_Task_. Collect every line that includes the string "graduação".
— BEGIN —
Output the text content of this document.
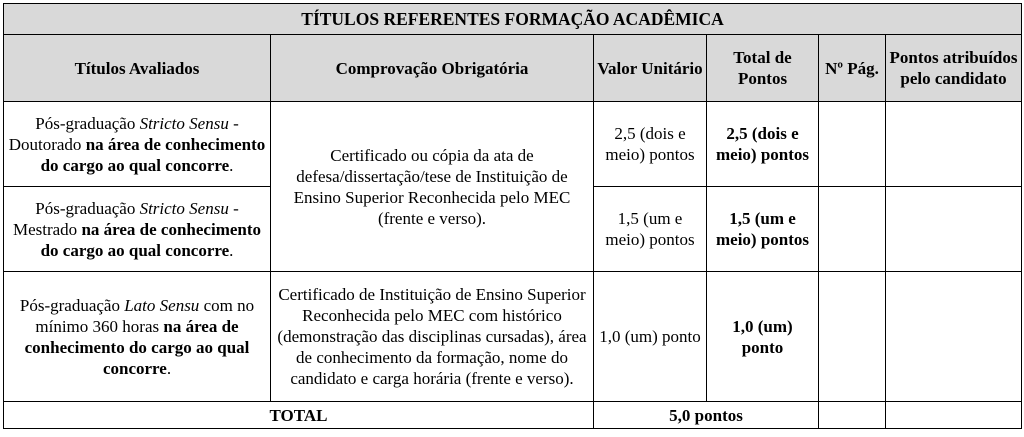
TÍTULOS REFERENTES FORMAÇÃO ACADÊMICA					
Títulos Avaliados	Comprovação Obrigatória	Valor Unitário	Total de Pontos	Nº Pág.	Pontos atribuídos pelo candidato
Pós-graduação Stricto Sensu - Doutorado na área de conhecimento do cargo ao qual concorre.	Certificado ou cópia da ata de defesa/dissertação/tese de Instituição de Ensino Superior Reconhecida pelo MEC (frente e verso).	2,5 (dois e meio) pontos	2,5 (dois e meio) pontos		
Pós-graduação Stricto Sensu - Mestrado na área de conhecimento do cargo ao qual concorre.		1,5 (um e meio) pontos	1,5 (um e meio) pontos		
Pós-graduação Lato Sensu com no mínimo 360 horas na área de conhecimento do cargo ao qual concorre.	Certificado de Instituição de Ensino Superior Reconhecida pelo MEC com histórico (demonstração das disciplinas cursadas), área de conhecimento da formação, nome do candidato e carga horária (frente e verso).	1,0 (um) ponto	1,0 (um) ponto		
TOTAL		5,0 pontos			
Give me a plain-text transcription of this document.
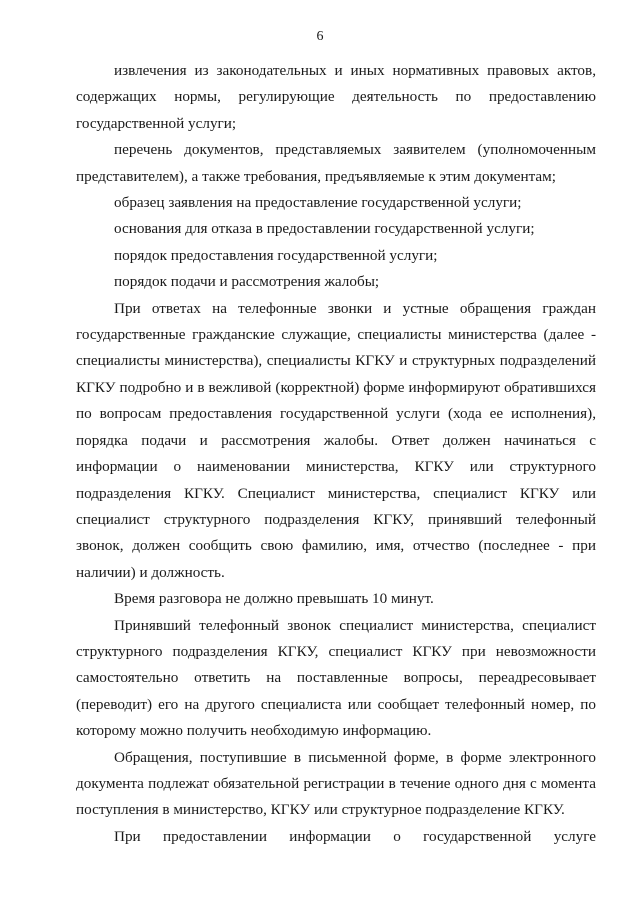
6

извлечения из законодательных и иных нормативных правовых актов, содержащих нормы, регулирующие деятельность по предоставлению государственной услуги;

перечень документов, представляемых заявителем (уполномоченным представителем), а также требования, предъявляемые к этим документам;

образец заявления на предоставление государственной услуги;

основания для отказа в предоставлении государственной услуги;

порядок предоставления государственной услуги;

порядок подачи и рассмотрения жалобы;

При ответах на телефонные звонки и устные обращения граждан государственные гражданские служащие, специалисты министерства (далее - специалисты министерства), специалисты КГКУ и структурных подразделений КГКУ подробно и в вежливой (корректной) форме информируют обратившихся по вопросам предоставления государственной услуги (хода ее исполнения), порядка подачи и рассмотрения жалобы. Ответ должен начинаться с информации о наименовании министерства, КГКУ или структурного подразделения КГКУ. Специалист министерства, специалист КГКУ или специалист структурного подразделения КГКУ, принявший телефонный звонок, должен сообщить свою фамилию, имя, отчество (последнее - при наличии) и должность.

Время разговора не должно превышать 10 минут.

Принявший телефонный звонок специалист министерства, специалист структурного подразделения КГКУ, специалист КГКУ при невозможности самостоятельно ответить на поставленные вопросы, переадресовывает (переводит) его на другого специалиста или сообщает телефонный номер, по которому можно получить необходимую информацию.

Обращения, поступившие в письменной форме, в форме электронного документа подлежат обязательной регистрации в течение одного дня с момента поступления в министерство, КГКУ или структурное подразделение КГКУ.

При предоставлении информации о государственной услуге
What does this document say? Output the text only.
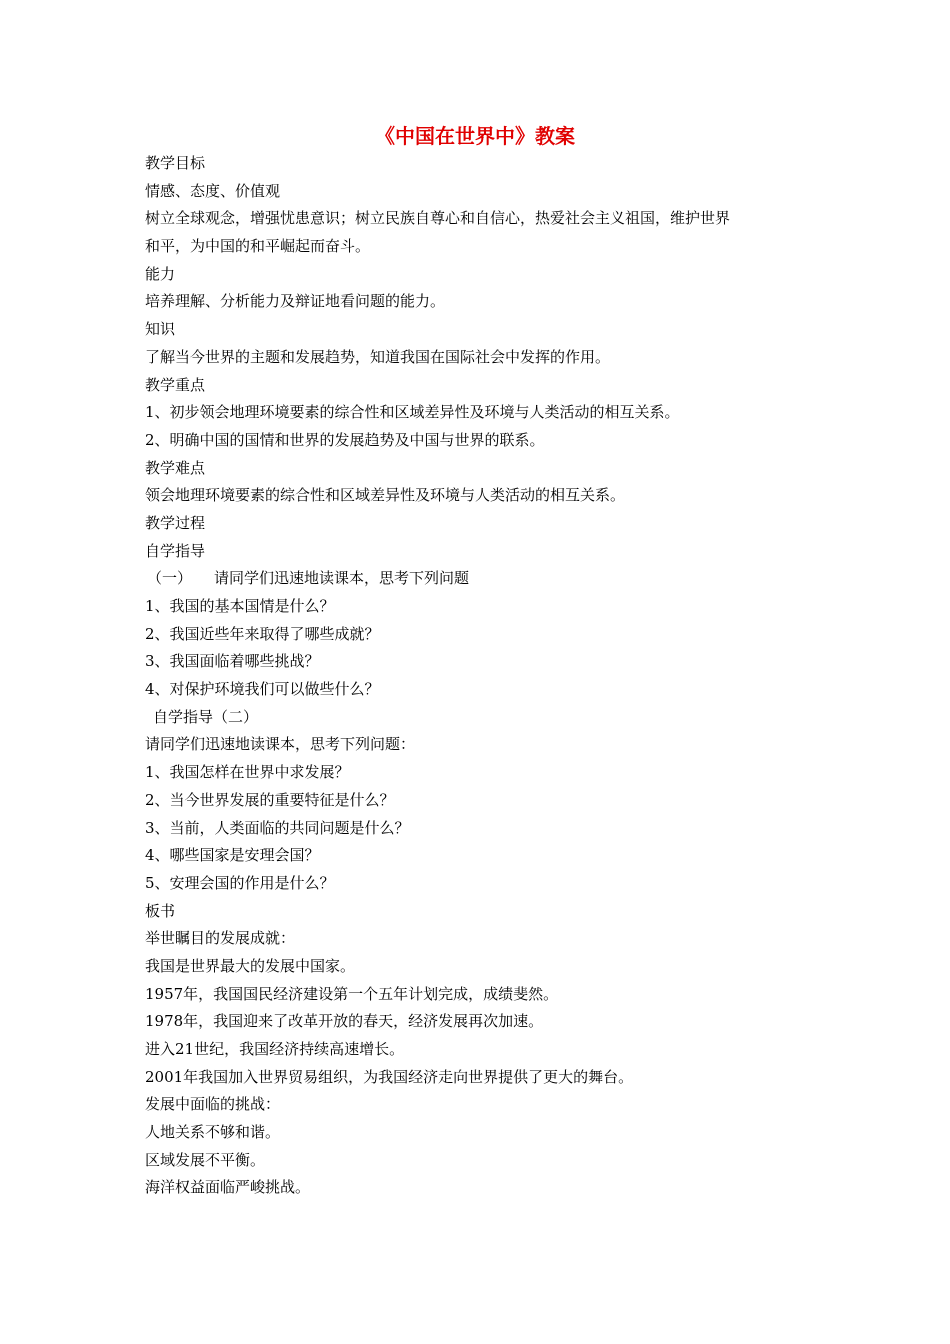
《中国在世界中》教案
教学目标
情感、态度、价值观
树立全球观念，增强忧患意识；树立民族自尊心和自信心，热爱社会主义祖国，维护世界
和平，为中国的和平崛起而奋斗。
能力
培养理解、分析能力及辩证地看问题的能力。
知识
了解当今世界的主题和发展趋势，知道我国在国际社会中发挥的作用。
教学重点
1、初步领会地理环境要素的综合性和区域差异性及环境与人类活动的相互关系。
2、明确中国的国情和世界的发展趋势及中国与世界的联系。
教学难点
领会地理环境要素的综合性和区域差异性及环境与人类活动的相互关系。
教学过程
自学指导
（一） 请同学们迅速地读课本，思考下列问题
1、我国的基本国情是什么？
2、我国近些年来取得了哪些成就？
3、我国面临着哪些挑战？
4、对保护环境我们可以做些什么？
自学指导（二）
请同学们迅速地读课本，思考下列问题：
1、我国怎样在世界中求发展？
2、当今世界发展的重要特征是什么？
3、当前，人类面临的共同问题是什么？
4、哪些国家是安理会国？
5、安理会国的作用是什么？
板书
举世瞩目的发展成就：
我国是世界最大的发展中国家。
1957年，我国国民经济建设第一个五年计划完成，成绩斐然。
1978年，我国迎来了改革开放的春天，经济发展再次加速。
进入21世纪，我国经济持续高速增长。
2001年我国加入世界贸易组织，为我国经济走向世界提供了更大的舞台。
发展中面临的挑战：
人地关系不够和谐。
区域发展不平衡。
海洋权益面临严峻挑战。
— END —
_Worked answer_.
Pós-graduação Stricto Sensu - Doutorado na área de conhecimento do cargo ao qual concorre.	Certificado ou cópia da ata de defesa/dissertação/tese de Instituição de Ensino Superior Reconhecida pelo MEC (frente e verso).	2,5 (dois e meio) pontos	2,5 (dois e meio) pontos		
Pós-graduação Stricto Sensu - Mestrado na área de conhecimento do cargo ao qual concorre.		1,5 (um e meio) pontos	1,5 (um e meio) pontos		
Pós-graduação Lato Sensu com no mínimo 360 horas na área de conhecimento do cargo ao qual concorre.	Certificado de Instituição de Ensino Superior Reconhecida pelo MEC com histórico (demonstração das disciplinas cursadas), área de conhecimento da formação, nome do candidato e carga horária (frente e verso).	1,0 (um) ponto	1,0 (um) ponto		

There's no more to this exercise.